— What to do —
Copy each line below without leaving any out.

(Dataset records)

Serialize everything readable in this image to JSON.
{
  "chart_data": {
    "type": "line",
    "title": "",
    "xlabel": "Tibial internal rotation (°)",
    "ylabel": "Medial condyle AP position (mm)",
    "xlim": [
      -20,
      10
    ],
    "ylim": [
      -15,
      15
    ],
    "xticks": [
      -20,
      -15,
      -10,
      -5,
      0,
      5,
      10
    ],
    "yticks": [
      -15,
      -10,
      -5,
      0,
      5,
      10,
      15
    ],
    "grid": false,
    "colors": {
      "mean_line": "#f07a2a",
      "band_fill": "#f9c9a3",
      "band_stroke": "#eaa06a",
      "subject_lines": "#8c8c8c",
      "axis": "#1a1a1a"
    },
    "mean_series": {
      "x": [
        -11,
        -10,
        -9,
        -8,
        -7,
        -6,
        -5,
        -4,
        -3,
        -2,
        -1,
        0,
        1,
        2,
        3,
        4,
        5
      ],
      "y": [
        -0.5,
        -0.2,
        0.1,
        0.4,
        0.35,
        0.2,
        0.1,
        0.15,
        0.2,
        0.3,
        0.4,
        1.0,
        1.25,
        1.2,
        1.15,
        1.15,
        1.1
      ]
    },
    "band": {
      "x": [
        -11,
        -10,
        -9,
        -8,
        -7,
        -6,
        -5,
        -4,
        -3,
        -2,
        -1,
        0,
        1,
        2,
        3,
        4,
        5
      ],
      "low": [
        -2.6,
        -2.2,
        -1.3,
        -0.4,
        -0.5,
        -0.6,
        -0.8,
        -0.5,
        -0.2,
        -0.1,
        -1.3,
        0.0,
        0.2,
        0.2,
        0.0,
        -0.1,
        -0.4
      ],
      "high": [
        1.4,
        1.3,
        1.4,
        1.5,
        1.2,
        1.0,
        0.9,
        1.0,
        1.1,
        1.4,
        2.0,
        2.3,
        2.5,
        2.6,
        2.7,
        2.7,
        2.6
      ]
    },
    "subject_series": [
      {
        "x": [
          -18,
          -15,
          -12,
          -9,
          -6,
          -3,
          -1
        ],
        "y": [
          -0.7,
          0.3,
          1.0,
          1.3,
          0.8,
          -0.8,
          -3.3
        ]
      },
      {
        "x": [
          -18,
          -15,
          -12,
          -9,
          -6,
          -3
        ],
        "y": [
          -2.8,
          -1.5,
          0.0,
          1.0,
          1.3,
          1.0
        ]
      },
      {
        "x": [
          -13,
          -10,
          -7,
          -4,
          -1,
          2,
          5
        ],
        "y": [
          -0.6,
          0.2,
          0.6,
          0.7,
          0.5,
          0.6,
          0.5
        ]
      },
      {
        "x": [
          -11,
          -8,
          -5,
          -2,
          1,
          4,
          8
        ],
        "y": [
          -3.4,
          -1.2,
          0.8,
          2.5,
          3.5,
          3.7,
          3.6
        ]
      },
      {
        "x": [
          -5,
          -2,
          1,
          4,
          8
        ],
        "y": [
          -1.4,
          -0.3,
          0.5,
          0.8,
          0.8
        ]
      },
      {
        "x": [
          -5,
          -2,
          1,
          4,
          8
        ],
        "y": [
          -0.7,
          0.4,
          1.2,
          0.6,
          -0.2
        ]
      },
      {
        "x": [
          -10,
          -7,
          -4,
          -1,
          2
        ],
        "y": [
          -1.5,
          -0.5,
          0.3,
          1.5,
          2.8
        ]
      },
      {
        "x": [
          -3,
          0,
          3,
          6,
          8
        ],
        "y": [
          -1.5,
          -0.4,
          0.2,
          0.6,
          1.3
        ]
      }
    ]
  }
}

— Answer to the problem —
Serialize everything readable in this image to JSON.
{
  "chart_data": {
    "type": "line",
    "title": "",
    "xlabel": "Tibial internal rotation (°)",
    "ylabel": "Medial condyle AP position (mm)",
    "xlim": [
      -20,
      10
    ],
    "ylim": [
      -15,
      15
    ],
    "xticks": [
      -20,
      -15,
      -10,
      -5,
      0,
      5,
      10
    ],
    "yticks": [
      -15,
      -10,
      -5,
      0,
      5,
      10,
      15
    ],
    "grid": false,
    "colors": {
      "mean_line": "#f07a2a",
      "band_fill": "#f9c9a3",
      "band_stroke": "#eaa06a",
      "subject_lines": "#8c8c8c",
      "axis": "#1a1a1a"
    },
    "mean_series": {
      "x": [
        -11,
        -10,
        -9,
        -8,
        -7,
        -6,
        -5,
        -4,
        -3,
        -2,
        -1,
        0,
        1,
        2,
        3,
        4,
        5
      ],
      "y": [
        -0.5,
        -0.2,
        0.1,
        0.4,
        0.35,
        0.2,
        0.1,
        0.15,
        0.2,
        0.3,
        0.4,
        1.0,
        1.25,
        1.2,
        1.15,
        1.15,
        1.1
      ]
    },
    "band": {
      "x": [
        -11,
        -10,
        -9,
        -8,
        -7,
        -6,
        -5,
        -4,
        -3,
        -2,
        -1,
        0,
        1,
        2,
        3,
        4,
        5
      ],
      "low": [
        -2.6,
        -2.2,
        -1.3,
        -0.4,
        -0.5,
        -0.6,
        -0.8,
        -0.5,
        -0.2,
        -0.1,
        -1.3,
        0.0,
        0.2,
        0.2,
        0.0,
        -0.1,
        -0.4
      ],
      "high": [
        1.4,
        1.3,
        1.4,
        1.5,
        1.2,
        1.0,
        0.9,
        1.0,
        1.1,
        1.4,
        2.0,
        2.3,
        2.5,
        2.6,
        2.7,
        2.7,
        2.6
      ]
    },
    "subject_series": [
      {
        "x": [
          -18,
          -15,
          -12,
          -9,
          -6,
          -3,
          -1
        ],
        "y": [
          -0.7,
          0.3,
          1.0,
          1.3,
          0.8,
          -0.8,
          -3.3
        ]
      },
      {
        "x": [
          -18,
          -15,
          -12,
          -9,
          -6,
          -3
        ],
        "y": [
          -2.8,
          -1.5,
          0.0,
          1.0,
          1.3,
          1.0
        ]
      },
      {
        "x": [
          -13,
          -10,
          -7,
          -4,
          -1,
          2,
          5
        ],
        "y": [
          -0.6,
          0.2,
          0.6,
          0.7,
          0.5,
          0.6,
          0.5
        ]
      },
      {
        "x": [
          -11,
          -8,
          -5,
          -2,
          1,
          4,
          8
        ],
        "y": [
          -3.4,
          -1.2,
          0.8,
          2.5,
          3.5,
          3.7,
          3.6
        ]
      },
      {
        "x": [
          -5,
          -2,
          1,
          4,
          8
        ],
        "y": [
          -1.4,
          -0.3,
          0.5,
          0.8,
          0.8
        ]
      },
      {
        "x": [
          -5,
          -2,
          1,
          4,
          8
        ],
        "y": [
          -0.7,
          0.4,
          1.2,
          0.6,
          -0.2
        ]
      },
      {
        "x": [
          -10,
          -7,
          -4,
          -1,
          2
        ],
        "y": [
          -1.5,
          -0.5,
          0.3,
          1.5,
          2.8
        ]
      },
      {
        "x": [
          -3,
          0,
          3,
          6,
          8
        ],
        "y": [
          -1.5,
          -0.4,
          0.2,
          0.6,
          1.3
        ]
      }
    ]
  }
}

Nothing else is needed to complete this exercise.